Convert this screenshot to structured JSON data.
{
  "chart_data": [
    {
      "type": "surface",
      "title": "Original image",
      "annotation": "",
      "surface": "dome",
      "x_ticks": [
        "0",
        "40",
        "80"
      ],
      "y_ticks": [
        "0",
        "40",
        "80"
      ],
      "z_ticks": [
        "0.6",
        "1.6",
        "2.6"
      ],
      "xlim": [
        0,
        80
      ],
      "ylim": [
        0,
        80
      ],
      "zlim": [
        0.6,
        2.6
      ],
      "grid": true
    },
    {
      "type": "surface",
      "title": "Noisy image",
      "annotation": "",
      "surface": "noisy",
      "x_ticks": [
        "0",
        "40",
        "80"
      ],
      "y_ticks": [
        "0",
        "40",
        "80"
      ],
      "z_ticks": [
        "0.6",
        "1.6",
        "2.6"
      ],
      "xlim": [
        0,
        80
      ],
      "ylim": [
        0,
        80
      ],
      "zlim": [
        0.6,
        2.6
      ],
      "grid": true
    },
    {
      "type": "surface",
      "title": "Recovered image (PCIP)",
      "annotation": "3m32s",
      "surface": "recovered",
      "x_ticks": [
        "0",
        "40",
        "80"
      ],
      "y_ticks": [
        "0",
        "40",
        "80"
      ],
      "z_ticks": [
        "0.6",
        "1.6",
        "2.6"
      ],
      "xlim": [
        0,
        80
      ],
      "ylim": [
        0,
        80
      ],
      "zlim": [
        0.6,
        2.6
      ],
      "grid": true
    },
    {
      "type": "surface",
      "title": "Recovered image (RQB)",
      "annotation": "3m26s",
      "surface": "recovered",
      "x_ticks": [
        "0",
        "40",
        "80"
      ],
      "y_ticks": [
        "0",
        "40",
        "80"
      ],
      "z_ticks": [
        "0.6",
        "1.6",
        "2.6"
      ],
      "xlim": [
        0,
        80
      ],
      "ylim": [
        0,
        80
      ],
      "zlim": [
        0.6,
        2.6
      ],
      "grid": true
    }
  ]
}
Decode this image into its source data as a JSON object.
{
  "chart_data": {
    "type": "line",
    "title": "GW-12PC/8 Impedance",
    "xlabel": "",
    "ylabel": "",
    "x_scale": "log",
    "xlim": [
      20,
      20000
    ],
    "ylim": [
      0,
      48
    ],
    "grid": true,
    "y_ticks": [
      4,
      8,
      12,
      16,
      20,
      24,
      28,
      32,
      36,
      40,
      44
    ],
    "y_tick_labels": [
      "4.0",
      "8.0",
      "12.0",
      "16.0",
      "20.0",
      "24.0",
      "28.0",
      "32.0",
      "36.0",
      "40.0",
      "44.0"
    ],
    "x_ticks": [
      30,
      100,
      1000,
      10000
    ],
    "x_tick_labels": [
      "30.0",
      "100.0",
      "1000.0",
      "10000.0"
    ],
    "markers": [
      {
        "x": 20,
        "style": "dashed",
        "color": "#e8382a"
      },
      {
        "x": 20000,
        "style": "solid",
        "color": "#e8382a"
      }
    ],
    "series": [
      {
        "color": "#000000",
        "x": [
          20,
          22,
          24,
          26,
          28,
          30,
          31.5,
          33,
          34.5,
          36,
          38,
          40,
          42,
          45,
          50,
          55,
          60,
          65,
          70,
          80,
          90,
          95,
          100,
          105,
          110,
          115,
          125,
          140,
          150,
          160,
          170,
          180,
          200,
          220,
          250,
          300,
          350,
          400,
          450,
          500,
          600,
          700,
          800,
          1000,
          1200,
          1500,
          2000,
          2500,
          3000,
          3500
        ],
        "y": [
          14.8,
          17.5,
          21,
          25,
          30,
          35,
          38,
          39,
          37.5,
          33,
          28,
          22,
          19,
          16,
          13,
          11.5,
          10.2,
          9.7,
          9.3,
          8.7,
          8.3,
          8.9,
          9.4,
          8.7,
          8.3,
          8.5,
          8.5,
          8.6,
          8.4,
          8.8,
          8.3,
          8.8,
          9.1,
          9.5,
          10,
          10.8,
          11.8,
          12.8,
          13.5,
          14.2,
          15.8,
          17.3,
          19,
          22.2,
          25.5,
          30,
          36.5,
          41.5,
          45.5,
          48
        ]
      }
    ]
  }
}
____________
Set task> Output the entries exactly.

Expected answer>
Convert this screenshot to structured JSON data.
{
  "chart_data": [
    {
      "type": "surface",
      "title": "Original image",
      "annotation": "",
      "surface": "dome",
      "x_ticks": [
        "0",
        "40",
        "80"
      ],
      "y_ticks": [
        "0",
        "40",
        "80"
      ],
      "z_ticks": [
        "0.6",
        "1.6",
        "2.6"
      ],
      "xlim": [
        0,
        80
      ],
      "ylim": [
        0,
        80
      ],
      "zlim": [
        0.6,
        2.6
      ],
      "grid": true
    },
    {
      "type": "surface",
      "title": "Noisy image",
      "annotation": "",
      "surface": "noisy",
      "x_ticks": [
        "0",
        "40",
        "80"
      ],
      "y_ticks": [
        "0",
        "40",
        "80"
      ],
      "z_ticks": [
        "0.6",
        "1.6",
        "2.6"
      ],
      "xlim": [
        0,
        80
      ],
      "ylim": [
        0,
        80
      ],
      "zlim": [
        0.6,
        2.6
      ],
      "grid": true
    },
    {
      "type": "surface",
      "title": "Recovered image (PCIP)",
      "annotation": "3m32s",
      "surface": "recovered",
      "x_ticks": [
        "0",
        "40",
        "80"
      ],
      "y_ticks": [
        "0",
        "40",
        "80"
      ],
      "z_ticks": [
        "0.6",
        "1.6",
        "2.6"
      ],
      "xlim": [
        0,
        80
      ],
      "ylim": [
        0,
        80
      ],
      "zlim": [
        0.6,
        2.6
      ],
      "grid": true
    },
    {
      "type": "surface",
      "title": "Recovered image (RQB)",
      "annotation": "3m26s",
      "surface": "recovered",
      "x_ticks": [
        "0",
        "40",
        "80"
      ],
      "y_ticks": [
        "0",
        "40",
        "80"
      ],
      "z_ticks": [
        "0.6",
        "1.6",
        "2.6"
      ],
      "xlim": [
        0,
        80
      ],
      "ylim": [
        0,
        80
      ],
      "zlim": [
        0.6,
        2.6
      ],
      "grid": true
    }
  ]
}
Decode this image into its source data as a JSON object.
{
  "chart_data": {
    "type": "line",
    "title": "GW-12PC/8 Impedance",
    "xlabel": "",
    "ylabel": "",
    "x_scale": "log",
    "xlim": [
      20,
      20000
    ],
    "ylim": [
      0,
      48
    ],
    "grid": true,
    "y_ticks": [
      4,
      8,
      12,
      16,
      20,
      24,
      28,
      32,
      36,
      40,
      44
    ],
    "y_tick_labels": [
      "4.0",
      "8.0",
      "12.0",
      "16.0",
      "20.0",
      "24.0",
      "28.0",
      "32.0",
      "36.0",
      "40.0",
      "44.0"
    ],
    "x_ticks": [
      30,
      100,
      1000,
      10000
    ],
    "x_tick_labels": [
      "30.0",
      "100.0",
      "1000.0",
      "10000.0"
    ],
    "markers": [
      {
        "x": 20,
        "style": "dashed",
        "color": "#e8382a"
      },
      {
        "x": 20000,
        "style": "solid",
        "color": "#e8382a"
      }
    ],
    "series": [
      {
        "color": "#000000",
        "x": [
          20,
          22,
          24,
          26,
          28,
          30,
          31.5,
          33,
          34.5,
          36,
          38,
          40,
          42,
          45,
          50,
          55,
          60,
          65,
          70,
          80,
          90,
          95,
          100,
          105,
          110,
          115,
          125,
          140,
          150,
          160,
          170,
          180,
          200,
          220,
          250,
          300,
          350,
          400,
          450,
          500,
          600,
          700,
          800,
          1000,
          1200,
          1500,
          2000,
          2500,
          3000,
          3500
        ],
        "y": [
          14.8,
          17.5,
          21,
          25,
          30,
          35,
          38,
          39,
          37.5,
          33,
          28,
          22,
          19,
          16,
          13,
          11.5,
          10.2,
          9.7,
          9.3,
          8.7,
          8.3,
          8.9,
          9.4,
          8.7,
          8.3,
          8.5,
          8.5,
          8.6,
          8.4,
          8.8,
          8.3,
          8.8,
          9.1,
          9.5,
          10,
          10.8,
          11.8,
          12.8,
          13.5,
          14.2,
          15.8,
          17.3,
          19,
          22.2,
          25.5,
          30,
          36.5,
          41.5,
          45.5,
          48
        ]
      }
    ]
  }
}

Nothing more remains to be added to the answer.